▶ _TASK INSTRUCTIONS_
Write out all of the data without omission, exactly as shown.

++++ MATERIALS PROVIDED

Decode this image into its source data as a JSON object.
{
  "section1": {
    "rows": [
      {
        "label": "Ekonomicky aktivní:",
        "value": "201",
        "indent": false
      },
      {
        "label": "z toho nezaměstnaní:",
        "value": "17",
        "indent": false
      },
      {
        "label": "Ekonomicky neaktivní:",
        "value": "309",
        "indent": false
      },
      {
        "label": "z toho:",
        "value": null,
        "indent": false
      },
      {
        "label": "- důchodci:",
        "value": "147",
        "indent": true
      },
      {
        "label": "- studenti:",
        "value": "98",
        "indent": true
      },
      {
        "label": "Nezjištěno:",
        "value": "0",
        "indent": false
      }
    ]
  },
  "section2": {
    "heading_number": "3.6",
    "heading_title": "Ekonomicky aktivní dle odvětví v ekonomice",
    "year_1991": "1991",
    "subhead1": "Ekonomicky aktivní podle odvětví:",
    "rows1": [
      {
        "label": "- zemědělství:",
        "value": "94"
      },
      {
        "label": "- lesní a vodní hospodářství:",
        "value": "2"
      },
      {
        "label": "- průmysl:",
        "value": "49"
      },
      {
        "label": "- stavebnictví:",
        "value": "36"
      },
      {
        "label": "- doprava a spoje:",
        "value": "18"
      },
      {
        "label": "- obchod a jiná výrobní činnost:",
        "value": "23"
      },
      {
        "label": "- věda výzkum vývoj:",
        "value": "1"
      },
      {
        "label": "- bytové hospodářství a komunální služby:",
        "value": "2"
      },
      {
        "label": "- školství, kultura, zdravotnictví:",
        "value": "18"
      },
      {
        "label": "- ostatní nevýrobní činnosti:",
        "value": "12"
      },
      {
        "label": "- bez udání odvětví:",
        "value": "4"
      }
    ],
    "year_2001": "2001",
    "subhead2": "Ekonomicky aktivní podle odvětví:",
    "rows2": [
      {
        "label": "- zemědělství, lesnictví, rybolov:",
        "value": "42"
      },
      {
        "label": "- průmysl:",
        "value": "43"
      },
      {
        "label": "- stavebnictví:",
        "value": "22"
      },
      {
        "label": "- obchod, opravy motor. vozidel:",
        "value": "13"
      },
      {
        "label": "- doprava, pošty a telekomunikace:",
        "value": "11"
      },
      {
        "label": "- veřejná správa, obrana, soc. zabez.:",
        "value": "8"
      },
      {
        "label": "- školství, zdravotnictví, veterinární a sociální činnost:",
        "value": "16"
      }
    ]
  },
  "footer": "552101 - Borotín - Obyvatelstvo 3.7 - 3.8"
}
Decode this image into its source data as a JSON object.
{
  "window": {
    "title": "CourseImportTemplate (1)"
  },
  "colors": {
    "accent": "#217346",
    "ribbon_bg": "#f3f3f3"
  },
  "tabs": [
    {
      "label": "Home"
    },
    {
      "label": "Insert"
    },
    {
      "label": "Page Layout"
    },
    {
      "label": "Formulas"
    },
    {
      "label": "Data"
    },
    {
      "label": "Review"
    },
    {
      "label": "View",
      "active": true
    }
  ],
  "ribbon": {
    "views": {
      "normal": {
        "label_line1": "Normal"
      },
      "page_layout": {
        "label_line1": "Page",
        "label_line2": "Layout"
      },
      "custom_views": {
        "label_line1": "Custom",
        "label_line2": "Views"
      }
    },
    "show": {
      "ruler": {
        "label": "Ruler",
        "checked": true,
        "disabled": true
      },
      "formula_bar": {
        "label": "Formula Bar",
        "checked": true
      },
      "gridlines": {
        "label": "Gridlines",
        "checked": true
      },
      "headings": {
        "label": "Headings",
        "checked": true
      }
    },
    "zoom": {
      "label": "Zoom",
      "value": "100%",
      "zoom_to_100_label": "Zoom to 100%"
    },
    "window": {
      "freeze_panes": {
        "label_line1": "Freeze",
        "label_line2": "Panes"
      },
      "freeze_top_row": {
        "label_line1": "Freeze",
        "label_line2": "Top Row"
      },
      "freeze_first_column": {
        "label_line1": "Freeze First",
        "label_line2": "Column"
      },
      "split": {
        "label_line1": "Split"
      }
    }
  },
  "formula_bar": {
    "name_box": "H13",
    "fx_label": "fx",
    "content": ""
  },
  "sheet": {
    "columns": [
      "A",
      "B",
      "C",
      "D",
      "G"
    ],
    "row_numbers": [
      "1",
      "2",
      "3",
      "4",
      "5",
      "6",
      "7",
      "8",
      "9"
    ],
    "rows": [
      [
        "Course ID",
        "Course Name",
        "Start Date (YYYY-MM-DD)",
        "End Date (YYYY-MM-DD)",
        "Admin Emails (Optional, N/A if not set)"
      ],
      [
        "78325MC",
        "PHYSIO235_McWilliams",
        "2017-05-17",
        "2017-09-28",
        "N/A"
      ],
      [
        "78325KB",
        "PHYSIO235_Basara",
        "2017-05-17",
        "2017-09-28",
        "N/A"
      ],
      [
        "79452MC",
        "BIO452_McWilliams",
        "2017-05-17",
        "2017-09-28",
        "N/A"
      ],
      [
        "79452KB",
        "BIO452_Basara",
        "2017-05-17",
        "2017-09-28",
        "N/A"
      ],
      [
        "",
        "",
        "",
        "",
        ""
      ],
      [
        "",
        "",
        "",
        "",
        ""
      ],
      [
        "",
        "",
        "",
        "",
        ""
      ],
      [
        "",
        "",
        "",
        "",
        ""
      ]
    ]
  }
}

++++++++

▶ _ANSWER TO THIS EXERCISE_
Decode this image into its source data as a JSON object.
{
  "section1": {
    "rows": [
      {
        "label": "Ekonomicky aktivní:",
        "value": "201",
        "indent": false
      },
      {
        "label": "z toho nezaměstnaní:",
        "value": "17",
        "indent": false
      },
      {
        "label": "Ekonomicky neaktivní:",
        "value": "309",
        "indent": false
      },
      {
        "label": "z toho:",
        "value": null,
        "indent": false
      },
      {
        "label": "- důchodci:",
        "value": "147",
        "indent": true
      },
      {
        "label": "- studenti:",
        "value": "98",
        "indent": true
      },
      {
        "label": "Nezjištěno:",
        "value": "0",
        "indent": false
      }
    ]
  },
  "section2": {
    "heading_number": "3.6",
    "heading_title": "Ekonomicky aktivní dle odvětví v ekonomice",
    "year_1991": "1991",
    "subhead1": "Ekonomicky aktivní podle odvětví:",
    "rows1": [
      {
        "label": "- zemědělství:",
        "value": "94"
      },
      {
        "label": "- lesní a vodní hospodářství:",
        "value": "2"
      },
      {
        "label": "- průmysl:",
        "value": "49"
      },
      {
        "label": "- stavebnictví:",
        "value": "36"
      },
      {
        "label": "- doprava a spoje:",
        "value": "18"
      },
      {
        "label": "- obchod a jiná výrobní činnost:",
        "value": "23"
      },
      {
        "label": "- věda výzkum vývoj:",
        "value": "1"
      },
      {
        "label": "- bytové hospodářství a komunální služby:",
        "value": "2"
      },
      {
        "label": "- školství, kultura, zdravotnictví:",
        "value": "18"
      },
      {
        "label": "- ostatní nevýrobní činnosti:",
        "value": "12"
      },
      {
        "label": "- bez udání odvětví:",
        "value": "4"
      }
    ],
    "year_2001": "2001",
    "subhead2": "Ekonomicky aktivní podle odvětví:",
    "rows2": [
      {
        "label": "- zemědělství, lesnictví, rybolov:",
        "value": "42"
      },
      {
        "label": "- průmysl:",
        "value": "43"
      },
      {
        "label": "- stavebnictví:",
        "value": "22"
      },
      {
        "label": "- obchod, opravy motor. vozidel:",
        "value": "13"
      },
      {
        "label": "- doprava, pošty a telekomunikace:",
        "value": "11"
      },
      {
        "label": "- veřejná správa, obrana, soc. zabez.:",
        "value": "8"
      },
      {
        "label": "- školství, zdravotnictví, veterinární a sociální činnost:",
        "value": "16"
      }
    ]
  },
  "footer": "552101 - Borotín - Obyvatelstvo 3.7 - 3.8"
}
Decode this image into its source data as a JSON object.
{
  "window": {
    "title": "CourseImportTemplate (1)"
  },
  "colors": {
    "accent": "#217346",
    "ribbon_bg": "#f3f3f3"
  },
  "tabs": [
    {
      "label": "Home"
    },
    {
      "label": "Insert"
    },
    {
      "label": "Page Layout"
    },
    {
      "label": "Formulas"
    },
    {
      "label": "Data"
    },
    {
      "label": "Review"
    },
    {
      "label": "View",
      "active": true
    }
  ],
  "ribbon": {
    "views": {
      "normal": {
        "label_line1": "Normal"
      },
      "page_layout": {
        "label_line1": "Page",
        "label_line2": "Layout"
      },
      "custom_views": {
        "label_line1": "Custom",
        "label_line2": "Views"
      }
    },
    "show": {
      "ruler": {
        "label": "Ruler",
        "checked": true,
        "disabled": true
      },
      "formula_bar": {
        "label": "Formula Bar",
        "checked": true
      },
      "gridlines": {
        "label": "Gridlines",
        "checked": true
      },
      "headings": {
        "label": "Headings",
        "checked": true
      }
    },
    "zoom": {
      "label": "Zoom",
      "value": "100%",
      "zoom_to_100_label": "Zoom to 100%"
    },
    "window": {
      "freeze_panes": {
        "label_line1": "Freeze",
        "label_line2": "Panes"
      },
      "freeze_top_row": {
        "label_line1": "Freeze",
        "label_line2": "Top Row"
      },
      "freeze_first_column": {
        "label_line1": "Freeze First",
        "label_line2": "Column"
      },
      "split": {
        "label_line1": "Split"
      }
    }
  },
  "formula_bar": {
    "name_box": "H13",
    "fx_label": "fx",
    "content": ""
  },
  "sheet": {
    "columns": [
      "A",
      "B",
      "C",
      "D",
      "G"
    ],
    "row_numbers": [
      "1",
      "2",
      "3",
      "4",
      "5",
      "6",
      "7",
      "8",
      "9"
    ],
    "rows": [
      [
        "Course ID",
        "Course Name",
        "Start Date (YYYY-MM-DD)",
        "End Date (YYYY-MM-DD)",
        "Admin Emails (Optional, N/A if not set)"
      ],
      [
        "78325MC",
        "PHYSIO235_McWilliams",
        "2017-05-17",
        "2017-09-28",
        "N/A"
      ],
      [
        "78325KB",
        "PHYSIO235_Basara",
        "2017-05-17",
        "2017-09-28",
        "N/A"
      ],
      [
        "79452MC",
        "BIO452_McWilliams",
        "2017-05-17",
        "2017-09-28",
        "N/A"
      ],
      [
        "79452KB",
        "BIO452_Basara",
        "2017-05-17",
        "2017-09-28",
        "N/A"
      ],
      [
        "",
        "",
        "",
        "",
        ""
      ],
      [
        "",
        "",
        "",
        "",
        ""
      ],
      [
        "",
        "",
        "",
        "",
        ""
      ],
      [
        "",
        "",
        "",
        "",
        ""
      ]
    ]
  }
}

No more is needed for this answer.